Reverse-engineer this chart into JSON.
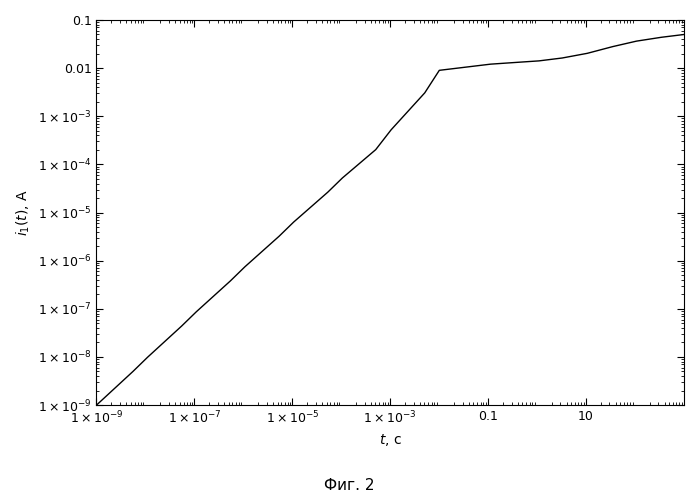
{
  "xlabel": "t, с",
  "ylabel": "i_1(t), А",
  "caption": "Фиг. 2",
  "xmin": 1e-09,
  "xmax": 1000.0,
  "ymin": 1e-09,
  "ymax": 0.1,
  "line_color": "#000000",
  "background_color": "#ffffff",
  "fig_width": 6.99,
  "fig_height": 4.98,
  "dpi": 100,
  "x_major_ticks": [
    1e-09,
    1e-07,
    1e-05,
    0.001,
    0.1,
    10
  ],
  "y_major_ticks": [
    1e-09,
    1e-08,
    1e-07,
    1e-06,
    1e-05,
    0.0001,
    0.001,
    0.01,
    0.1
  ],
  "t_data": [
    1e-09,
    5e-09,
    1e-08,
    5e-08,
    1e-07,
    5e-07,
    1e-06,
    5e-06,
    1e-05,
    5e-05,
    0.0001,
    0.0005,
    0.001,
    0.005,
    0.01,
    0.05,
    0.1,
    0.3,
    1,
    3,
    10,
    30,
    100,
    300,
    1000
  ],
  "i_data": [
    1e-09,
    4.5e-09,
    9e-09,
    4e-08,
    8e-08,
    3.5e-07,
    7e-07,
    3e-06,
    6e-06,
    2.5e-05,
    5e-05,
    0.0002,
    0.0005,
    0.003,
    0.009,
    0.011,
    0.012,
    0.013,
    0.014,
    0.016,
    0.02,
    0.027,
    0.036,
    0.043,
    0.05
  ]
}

== PROBLEM TO SOLVE ==
Make an exact copy of all the material, but keep the pictures out of it.

== ANSWER FOR THE TASK ==
Reverse-engineer this chart into JSON.
{
  "xlabel": "t, с",
  "ylabel": "i_1(t), А",
  "caption": "Фиг. 2",
  "xmin": 1e-09,
  "xmax": 1000.0,
  "ymin": 1e-09,
  "ymax": 0.1,
  "line_color": "#000000",
  "background_color": "#ffffff",
  "fig_width": 6.99,
  "fig_height": 4.98,
  "dpi": 100,
  "x_major_ticks": [
    1e-09,
    1e-07,
    1e-05,
    0.001,
    0.1,
    10
  ],
  "y_major_ticks": [
    1e-09,
    1e-08,
    1e-07,
    1e-06,
    1e-05,
    0.0001,
    0.001,
    0.01,
    0.1
  ],
  "t_data": [
    1e-09,
    5e-09,
    1e-08,
    5e-08,
    1e-07,
    5e-07,
    1e-06,
    5e-06,
    1e-05,
    5e-05,
    0.0001,
    0.0005,
    0.001,
    0.005,
    0.01,
    0.05,
    0.1,
    0.3,
    1,
    3,
    10,
    30,
    100,
    300,
    1000
  ],
  "i_data": [
    1e-09,
    4.5e-09,
    9e-09,
    4e-08,
    8e-08,
    3.5e-07,
    7e-07,
    3e-06,
    6e-06,
    2.5e-05,
    5e-05,
    0.0002,
    0.0005,
    0.003,
    0.009,
    0.011,
    0.012,
    0.013,
    0.014,
    0.016,
    0.02,
    0.027,
    0.036,
    0.043,
    0.05
  ]
}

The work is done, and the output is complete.